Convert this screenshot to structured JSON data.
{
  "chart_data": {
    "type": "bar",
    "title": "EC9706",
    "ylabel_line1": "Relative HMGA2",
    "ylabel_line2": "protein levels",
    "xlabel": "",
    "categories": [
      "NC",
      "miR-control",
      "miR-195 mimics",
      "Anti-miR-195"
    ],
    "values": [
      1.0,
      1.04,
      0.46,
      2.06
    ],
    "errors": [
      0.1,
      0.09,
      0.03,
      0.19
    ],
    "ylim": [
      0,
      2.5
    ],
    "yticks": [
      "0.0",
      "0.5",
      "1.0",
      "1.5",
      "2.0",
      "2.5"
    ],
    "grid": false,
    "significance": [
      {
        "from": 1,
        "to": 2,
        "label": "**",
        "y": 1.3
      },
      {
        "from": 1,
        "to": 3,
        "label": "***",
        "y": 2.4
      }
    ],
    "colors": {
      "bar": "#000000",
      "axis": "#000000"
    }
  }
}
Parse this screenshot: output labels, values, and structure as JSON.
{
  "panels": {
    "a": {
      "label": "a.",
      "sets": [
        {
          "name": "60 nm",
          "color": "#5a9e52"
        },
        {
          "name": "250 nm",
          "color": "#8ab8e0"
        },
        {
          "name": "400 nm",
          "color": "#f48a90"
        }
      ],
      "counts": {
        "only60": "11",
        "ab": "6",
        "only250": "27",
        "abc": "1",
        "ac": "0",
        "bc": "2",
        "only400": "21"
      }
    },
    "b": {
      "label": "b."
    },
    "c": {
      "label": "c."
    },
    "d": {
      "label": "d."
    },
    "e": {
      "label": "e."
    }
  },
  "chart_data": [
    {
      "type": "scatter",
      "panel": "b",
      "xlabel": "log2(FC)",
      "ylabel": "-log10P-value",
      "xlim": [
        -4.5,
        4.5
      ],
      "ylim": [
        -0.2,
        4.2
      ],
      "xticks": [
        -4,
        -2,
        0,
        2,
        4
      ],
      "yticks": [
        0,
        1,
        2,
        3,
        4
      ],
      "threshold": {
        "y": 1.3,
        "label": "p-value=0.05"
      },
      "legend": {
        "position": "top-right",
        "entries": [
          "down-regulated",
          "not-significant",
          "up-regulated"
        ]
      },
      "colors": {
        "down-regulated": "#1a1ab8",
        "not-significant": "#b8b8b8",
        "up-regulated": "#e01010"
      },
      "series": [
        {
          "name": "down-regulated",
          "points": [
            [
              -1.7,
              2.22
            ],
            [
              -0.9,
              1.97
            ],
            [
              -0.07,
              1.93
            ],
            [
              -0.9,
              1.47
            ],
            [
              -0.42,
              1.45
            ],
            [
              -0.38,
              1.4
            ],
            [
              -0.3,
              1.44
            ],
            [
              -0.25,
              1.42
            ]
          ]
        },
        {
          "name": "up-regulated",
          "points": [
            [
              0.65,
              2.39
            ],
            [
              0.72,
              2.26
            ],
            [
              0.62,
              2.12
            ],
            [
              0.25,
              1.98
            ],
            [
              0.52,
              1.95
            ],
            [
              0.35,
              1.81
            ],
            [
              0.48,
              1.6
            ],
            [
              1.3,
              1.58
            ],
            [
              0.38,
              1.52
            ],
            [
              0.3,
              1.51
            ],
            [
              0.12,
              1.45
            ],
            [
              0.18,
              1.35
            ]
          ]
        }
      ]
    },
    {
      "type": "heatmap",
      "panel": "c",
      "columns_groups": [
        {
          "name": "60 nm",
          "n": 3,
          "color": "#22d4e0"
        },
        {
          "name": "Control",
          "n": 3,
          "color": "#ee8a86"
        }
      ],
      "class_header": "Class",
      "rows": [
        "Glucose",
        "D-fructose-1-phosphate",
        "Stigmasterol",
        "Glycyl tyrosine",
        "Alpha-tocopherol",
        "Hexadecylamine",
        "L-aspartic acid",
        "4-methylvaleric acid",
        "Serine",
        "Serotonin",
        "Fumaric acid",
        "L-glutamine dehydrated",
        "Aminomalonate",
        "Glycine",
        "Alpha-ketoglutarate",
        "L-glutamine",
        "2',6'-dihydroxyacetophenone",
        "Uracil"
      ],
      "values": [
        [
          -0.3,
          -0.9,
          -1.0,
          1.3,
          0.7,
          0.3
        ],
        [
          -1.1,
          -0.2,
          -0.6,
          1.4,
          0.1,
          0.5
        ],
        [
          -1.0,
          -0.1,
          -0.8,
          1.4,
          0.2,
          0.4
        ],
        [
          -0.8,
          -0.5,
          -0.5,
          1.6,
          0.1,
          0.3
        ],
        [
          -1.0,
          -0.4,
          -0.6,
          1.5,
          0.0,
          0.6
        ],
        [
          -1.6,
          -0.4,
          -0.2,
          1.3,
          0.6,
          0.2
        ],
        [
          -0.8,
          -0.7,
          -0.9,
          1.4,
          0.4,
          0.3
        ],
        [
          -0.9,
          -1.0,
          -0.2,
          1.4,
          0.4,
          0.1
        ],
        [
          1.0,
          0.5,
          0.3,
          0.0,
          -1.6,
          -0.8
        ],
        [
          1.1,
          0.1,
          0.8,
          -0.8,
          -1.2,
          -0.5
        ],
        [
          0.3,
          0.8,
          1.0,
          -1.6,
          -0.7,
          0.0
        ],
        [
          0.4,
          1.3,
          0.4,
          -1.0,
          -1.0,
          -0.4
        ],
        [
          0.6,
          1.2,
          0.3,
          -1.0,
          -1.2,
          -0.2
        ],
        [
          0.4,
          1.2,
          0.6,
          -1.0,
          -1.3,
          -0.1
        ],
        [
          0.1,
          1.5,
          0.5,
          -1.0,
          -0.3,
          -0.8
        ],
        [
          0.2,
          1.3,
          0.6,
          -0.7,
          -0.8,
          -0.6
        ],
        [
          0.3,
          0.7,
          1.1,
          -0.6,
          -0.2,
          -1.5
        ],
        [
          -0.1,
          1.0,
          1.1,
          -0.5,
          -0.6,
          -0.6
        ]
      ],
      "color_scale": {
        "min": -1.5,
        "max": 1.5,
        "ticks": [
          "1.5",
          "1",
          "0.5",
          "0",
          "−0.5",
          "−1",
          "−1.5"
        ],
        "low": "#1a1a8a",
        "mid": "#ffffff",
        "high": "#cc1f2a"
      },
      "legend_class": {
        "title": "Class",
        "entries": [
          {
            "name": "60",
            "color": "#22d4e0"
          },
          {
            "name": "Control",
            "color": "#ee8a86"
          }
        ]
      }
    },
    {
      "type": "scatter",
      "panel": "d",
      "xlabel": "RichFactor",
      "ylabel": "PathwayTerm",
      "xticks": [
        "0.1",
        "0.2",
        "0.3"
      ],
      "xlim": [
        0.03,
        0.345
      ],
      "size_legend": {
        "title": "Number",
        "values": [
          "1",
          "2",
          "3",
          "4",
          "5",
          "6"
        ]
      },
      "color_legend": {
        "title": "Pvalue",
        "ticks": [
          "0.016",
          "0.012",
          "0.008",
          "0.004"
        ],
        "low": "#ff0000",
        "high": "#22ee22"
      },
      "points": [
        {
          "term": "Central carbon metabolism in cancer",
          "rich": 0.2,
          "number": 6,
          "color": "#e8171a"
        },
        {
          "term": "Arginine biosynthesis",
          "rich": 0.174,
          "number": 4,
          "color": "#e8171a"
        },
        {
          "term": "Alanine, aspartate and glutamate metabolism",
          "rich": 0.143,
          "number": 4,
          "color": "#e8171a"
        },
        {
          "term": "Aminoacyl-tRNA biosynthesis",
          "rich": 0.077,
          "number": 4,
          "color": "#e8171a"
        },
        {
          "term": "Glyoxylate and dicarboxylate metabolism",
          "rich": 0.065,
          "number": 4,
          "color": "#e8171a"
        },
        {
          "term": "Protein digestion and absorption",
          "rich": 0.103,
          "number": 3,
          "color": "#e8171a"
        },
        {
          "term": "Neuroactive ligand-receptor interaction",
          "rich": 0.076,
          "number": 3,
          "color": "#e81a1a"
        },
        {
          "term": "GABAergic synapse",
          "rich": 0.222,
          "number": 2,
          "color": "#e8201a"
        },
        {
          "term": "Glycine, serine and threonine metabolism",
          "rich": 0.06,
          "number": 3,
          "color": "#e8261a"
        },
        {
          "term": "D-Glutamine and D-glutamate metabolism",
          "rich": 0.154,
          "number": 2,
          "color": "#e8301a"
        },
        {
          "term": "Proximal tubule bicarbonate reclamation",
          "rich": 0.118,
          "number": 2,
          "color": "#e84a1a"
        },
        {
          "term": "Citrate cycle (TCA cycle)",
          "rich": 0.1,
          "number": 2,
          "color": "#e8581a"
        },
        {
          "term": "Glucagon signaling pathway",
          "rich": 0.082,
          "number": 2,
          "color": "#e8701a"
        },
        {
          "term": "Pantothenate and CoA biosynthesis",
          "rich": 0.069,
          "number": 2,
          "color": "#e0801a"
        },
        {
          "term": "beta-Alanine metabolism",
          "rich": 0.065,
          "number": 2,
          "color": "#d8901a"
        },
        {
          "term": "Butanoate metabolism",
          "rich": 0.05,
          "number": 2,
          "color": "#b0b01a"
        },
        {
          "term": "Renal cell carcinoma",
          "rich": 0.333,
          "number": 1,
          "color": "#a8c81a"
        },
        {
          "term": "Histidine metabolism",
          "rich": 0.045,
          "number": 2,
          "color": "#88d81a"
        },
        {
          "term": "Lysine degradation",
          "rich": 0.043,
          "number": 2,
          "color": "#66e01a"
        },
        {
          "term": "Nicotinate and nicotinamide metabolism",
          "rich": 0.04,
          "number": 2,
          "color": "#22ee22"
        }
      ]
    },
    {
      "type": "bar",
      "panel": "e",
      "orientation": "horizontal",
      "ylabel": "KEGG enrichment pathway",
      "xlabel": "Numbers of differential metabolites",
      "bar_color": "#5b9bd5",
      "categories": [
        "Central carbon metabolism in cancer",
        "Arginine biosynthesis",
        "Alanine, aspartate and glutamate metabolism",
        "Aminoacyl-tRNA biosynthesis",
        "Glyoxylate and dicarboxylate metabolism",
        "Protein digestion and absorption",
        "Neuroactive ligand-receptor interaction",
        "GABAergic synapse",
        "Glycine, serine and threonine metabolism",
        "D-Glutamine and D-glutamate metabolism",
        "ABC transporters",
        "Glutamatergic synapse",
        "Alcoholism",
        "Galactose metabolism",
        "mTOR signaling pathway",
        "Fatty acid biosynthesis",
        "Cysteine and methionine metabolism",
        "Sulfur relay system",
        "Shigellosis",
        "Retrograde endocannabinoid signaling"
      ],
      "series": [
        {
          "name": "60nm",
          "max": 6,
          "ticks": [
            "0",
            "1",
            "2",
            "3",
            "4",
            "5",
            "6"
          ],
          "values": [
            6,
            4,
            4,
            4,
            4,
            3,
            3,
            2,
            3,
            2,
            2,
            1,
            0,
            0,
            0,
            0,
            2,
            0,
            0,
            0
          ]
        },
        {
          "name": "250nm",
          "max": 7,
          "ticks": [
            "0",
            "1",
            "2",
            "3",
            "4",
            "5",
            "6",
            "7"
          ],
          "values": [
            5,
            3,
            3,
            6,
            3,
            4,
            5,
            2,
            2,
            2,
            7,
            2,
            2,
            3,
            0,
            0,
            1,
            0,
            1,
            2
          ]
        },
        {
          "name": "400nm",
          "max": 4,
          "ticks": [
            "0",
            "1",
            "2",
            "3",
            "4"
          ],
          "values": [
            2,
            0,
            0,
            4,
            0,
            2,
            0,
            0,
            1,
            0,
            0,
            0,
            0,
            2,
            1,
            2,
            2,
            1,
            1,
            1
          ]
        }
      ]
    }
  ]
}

________________________

## What you will do
Scan the listing above and report how many of its lines hold the word "Alanine", giving the number only.

## Result
3